--- Start of Data rows ---

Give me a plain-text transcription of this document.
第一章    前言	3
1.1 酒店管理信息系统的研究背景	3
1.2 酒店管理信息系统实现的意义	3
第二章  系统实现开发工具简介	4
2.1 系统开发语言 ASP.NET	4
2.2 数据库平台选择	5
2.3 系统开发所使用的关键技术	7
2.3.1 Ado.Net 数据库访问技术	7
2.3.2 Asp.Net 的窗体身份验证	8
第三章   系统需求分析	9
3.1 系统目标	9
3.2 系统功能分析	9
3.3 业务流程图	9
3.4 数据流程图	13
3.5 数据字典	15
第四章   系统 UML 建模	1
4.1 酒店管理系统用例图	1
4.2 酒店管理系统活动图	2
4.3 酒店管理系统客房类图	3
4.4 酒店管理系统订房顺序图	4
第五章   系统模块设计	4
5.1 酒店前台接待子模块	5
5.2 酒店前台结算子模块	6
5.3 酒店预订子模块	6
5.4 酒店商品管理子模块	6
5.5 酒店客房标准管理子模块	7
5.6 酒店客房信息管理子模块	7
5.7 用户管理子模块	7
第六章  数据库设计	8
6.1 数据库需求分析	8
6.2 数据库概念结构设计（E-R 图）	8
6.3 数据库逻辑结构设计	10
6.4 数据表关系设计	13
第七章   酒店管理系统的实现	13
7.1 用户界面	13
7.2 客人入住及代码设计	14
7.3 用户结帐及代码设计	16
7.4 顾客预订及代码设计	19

--- End of Data rows ---

**Objective**
Repeat the entries above exactly, leaving nothing out.

**Task output**
Give me a plain-text transcription of this document.
第一章    前言	3
1.1 酒店管理信息系统的研究背景	3
1.2 酒店管理信息系统实现的意义	3
第二章  系统实现开发工具简介	4
2.1 系统开发语言 ASP.NET	4
2.2 数据库平台选择	5
2.3 系统开发所使用的关键技术	7
2.3.1 Ado.Net 数据库访问技术	7
2.3.2 Asp.Net 的窗体身份验证	8
第三章   系统需求分析	9
3.1 系统目标	9
3.2 系统功能分析	9
3.3 业务流程图	9
3.4 数据流程图	13
3.5 数据字典	15
第四章   系统 UML 建模	1
4.1 酒店管理系统用例图	1
4.2 酒店管理系统活动图	2
4.3 酒店管理系统客房类图	3
4.4 酒店管理系统订房顺序图	4
第五章   系统模块设计	4
5.1 酒店前台接待子模块	5
5.2 酒店前台结算子模块	6
5.3 酒店预订子模块	6
5.4 酒店商品管理子模块	6
5.5 酒店客房标准管理子模块	7
5.6 酒店客房信息管理子模块	7
5.7 用户管理子模块	7
第六章  数据库设计	8
6.1 数据库需求分析	8
6.2 数据库概念结构设计（E-R 图）	8
6.3 数据库逻辑结构设计	10
6.4 数据表关系设计	13
第七章   酒店管理系统的实现	13
7.1 用户界面	13
7.2 客人入住及代码设计	14
7.3 用户结帐及代码设计	16
7.4 顾客预订及代码设计	19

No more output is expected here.